# What needs to be done
Send back all the data below, exactly as given.

# Record excerpts
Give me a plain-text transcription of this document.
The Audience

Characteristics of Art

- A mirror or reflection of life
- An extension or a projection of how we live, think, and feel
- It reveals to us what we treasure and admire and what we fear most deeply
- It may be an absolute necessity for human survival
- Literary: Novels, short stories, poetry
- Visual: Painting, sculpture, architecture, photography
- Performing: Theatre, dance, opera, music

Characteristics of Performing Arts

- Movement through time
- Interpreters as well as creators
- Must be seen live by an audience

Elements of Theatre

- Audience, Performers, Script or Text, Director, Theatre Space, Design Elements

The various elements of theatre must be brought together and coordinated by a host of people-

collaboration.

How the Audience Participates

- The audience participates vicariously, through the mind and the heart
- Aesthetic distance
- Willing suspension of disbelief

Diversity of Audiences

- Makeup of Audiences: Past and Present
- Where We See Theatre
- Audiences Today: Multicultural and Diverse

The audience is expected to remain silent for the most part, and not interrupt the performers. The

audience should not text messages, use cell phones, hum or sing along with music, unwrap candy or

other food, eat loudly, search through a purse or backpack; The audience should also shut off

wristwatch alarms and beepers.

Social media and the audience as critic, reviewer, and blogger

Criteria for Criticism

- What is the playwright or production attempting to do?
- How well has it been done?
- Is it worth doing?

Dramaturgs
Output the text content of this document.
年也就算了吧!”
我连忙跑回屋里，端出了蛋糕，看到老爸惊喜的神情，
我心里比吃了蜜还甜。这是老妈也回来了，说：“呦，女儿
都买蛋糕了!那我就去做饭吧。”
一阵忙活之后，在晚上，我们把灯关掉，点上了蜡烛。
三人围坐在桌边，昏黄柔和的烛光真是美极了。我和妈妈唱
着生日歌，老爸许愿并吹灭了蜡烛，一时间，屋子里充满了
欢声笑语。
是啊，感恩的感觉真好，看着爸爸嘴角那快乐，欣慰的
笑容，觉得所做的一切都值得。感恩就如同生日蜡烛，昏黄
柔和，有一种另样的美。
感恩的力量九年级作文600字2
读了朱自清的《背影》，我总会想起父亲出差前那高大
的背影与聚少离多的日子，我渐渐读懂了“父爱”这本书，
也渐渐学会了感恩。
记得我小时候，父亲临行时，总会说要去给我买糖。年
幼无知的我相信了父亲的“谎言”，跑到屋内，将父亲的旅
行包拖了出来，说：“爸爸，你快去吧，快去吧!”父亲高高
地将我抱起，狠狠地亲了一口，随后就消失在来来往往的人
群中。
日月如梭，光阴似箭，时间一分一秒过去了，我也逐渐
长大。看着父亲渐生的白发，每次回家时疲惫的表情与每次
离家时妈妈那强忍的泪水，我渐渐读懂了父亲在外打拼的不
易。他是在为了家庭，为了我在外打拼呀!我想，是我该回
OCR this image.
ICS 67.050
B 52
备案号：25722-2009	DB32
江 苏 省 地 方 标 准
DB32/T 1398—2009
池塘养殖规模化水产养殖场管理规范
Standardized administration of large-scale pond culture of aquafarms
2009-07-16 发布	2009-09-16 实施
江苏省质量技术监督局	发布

# Worked answer
Give me a plain-text transcription of this document.
The Audience

Characteristics of Art

- A mirror or reflection of life
- An extension or a projection of how we live, think, and feel
- It reveals to us what we treasure and admire and what we fear most deeply
- It may be an absolute necessity for human survival
- Literary: Novels, short stories, poetry
- Visual: Painting, sculpture, architecture, photography
- Performing: Theatre, dance, opera, music

Characteristics of Performing Arts

- Movement through time
- Interpreters as well as creators
- Must be seen live by an audience

Elements of Theatre

- Audience, Performers, Script or Text, Director, Theatre Space, Design Elements

The various elements of theatre must be brought together and coordinated by a host of people-

collaboration.

How the Audience Participates

- The audience participates vicariously, through the mind and the heart
- Aesthetic distance
- Willing suspension of disbelief

Diversity of Audiences

- Makeup of Audiences: Past and Present
- Where We See Theatre
- Audiences Today: Multicultural and Diverse

The audience is expected to remain silent for the most part, and not interrupt the performers. The

audience should not text messages, use cell phones, hum or sing along with music, unwrap candy or

other food, eat loudly, search through a purse or backpack; The audience should also shut off

wristwatch alarms and beepers.

Social media and the audience as critic, reviewer, and blogger

Criteria for Criticism

- What is the playwright or production attempting to do?
- How well has it been done?
- Is it worth doing?

Dramaturgs
Output the text content of this document.
年也就算了吧!”
我连忙跑回屋里，端出了蛋糕，看到老爸惊喜的神情，
我心里比吃了蜜还甜。这是老妈也回来了，说：“呦，女儿
都买蛋糕了!那我就去做饭吧。”
一阵忙活之后，在晚上，我们把灯关掉，点上了蜡烛。
三人围坐在桌边，昏黄柔和的烛光真是美极了。我和妈妈唱
着生日歌，老爸许愿并吹灭了蜡烛，一时间，屋子里充满了
欢声笑语。
是啊，感恩的感觉真好，看着爸爸嘴角那快乐，欣慰的
笑容，觉得所做的一切都值得。感恩就如同生日蜡烛，昏黄
柔和，有一种另样的美。
感恩的力量九年级作文600字2
读了朱自清的《背影》，我总会想起父亲出差前那高大
的背影与聚少离多的日子，我渐渐读懂了“父爱”这本书，
也渐渐学会了感恩。
记得我小时候，父亲临行时，总会说要去给我买糖。年
幼无知的我相信了父亲的“谎言”，跑到屋内，将父亲的旅
行包拖了出来，说：“爸爸，你快去吧，快去吧!”父亲高高
地将我抱起，狠狠地亲了一口，随后就消失在来来往往的人
群中。
日月如梭，光阴似箭，时间一分一秒过去了，我也逐渐
长大。看着父亲渐生的白发，每次回家时疲惫的表情与每次
离家时妈妈那强忍的泪水，我渐渐读懂了父亲在外打拼的不
易。他是在为了家庭，为了我在外打拼呀!我想，是我该回
OCR this image.
ICS 67.050
B 52
备案号：25722-2009	DB32
江 苏 省 地 方 标 准
DB32/T 1398—2009
池塘养殖规模化水产养殖场管理规范
Standardized administration of large-scale pond culture of aquafarms
2009-07-16 发布	2009-09-16 实施
江苏省质量技术监督局	发布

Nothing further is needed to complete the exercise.